» Task objective
Reproduce the records below exactly, leaving out any pictures.

* start *

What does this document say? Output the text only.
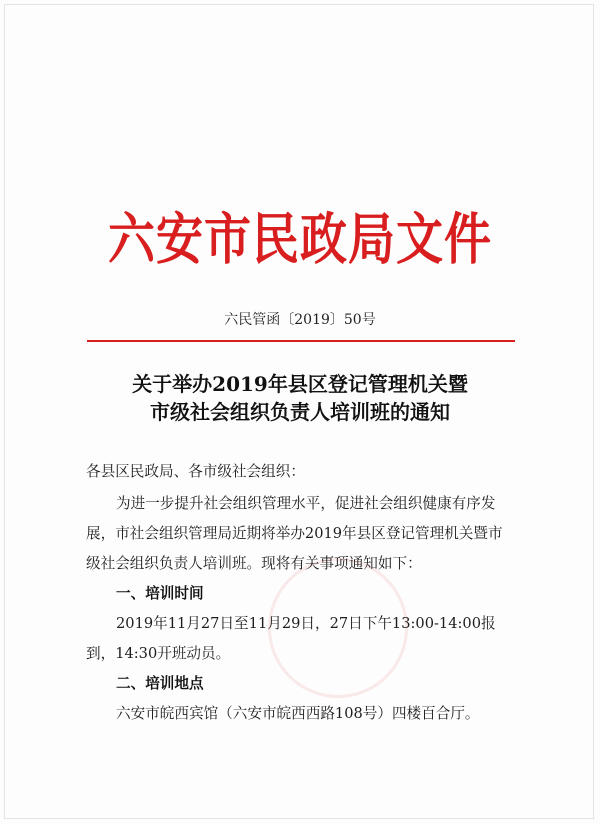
六安市民政局文件
六民管函〔2019〕50号
关于举办2019年县区登记管理机关暨
市级社会组织负责人培训班的通知
各县区民政局、各市级社会组织：
为进一步提升社会组织管理水平，促进社会组织健康有序发
展，市社会组织管理局近期将举办2019年县区登记管理机关暨市
级社会组织负责人培训班。现将有关事项通知如下：
一、培训时间
2019年11月27日至11月29日，27日下午13:00-14:00报
到，14:30开班动员。
二、培训地点
六安市皖西宾馆（六安市皖西西路108号）四楼百合厅。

* end *

» Output for this exercise
What does this document say? Output the text only.
六安市民政局文件
六民管函〔2019〕50号
关于举办2019年县区登记管理机关暨
市级社会组织负责人培训班的通知
各县区民政局、各市级社会组织：
为进一步提升社会组织管理水平，促进社会组织健康有序发
展，市社会组织管理局近期将举办2019年县区登记管理机关暨市
级社会组织负责人培训班。现将有关事项通知如下：
一、培训时间
2019年11月27日至11月29日，27日下午13:00-14:00报
到，14:30开班动员。
二、培训地点
六安市皖西宾馆（六安市皖西西路108号）四楼百合厅。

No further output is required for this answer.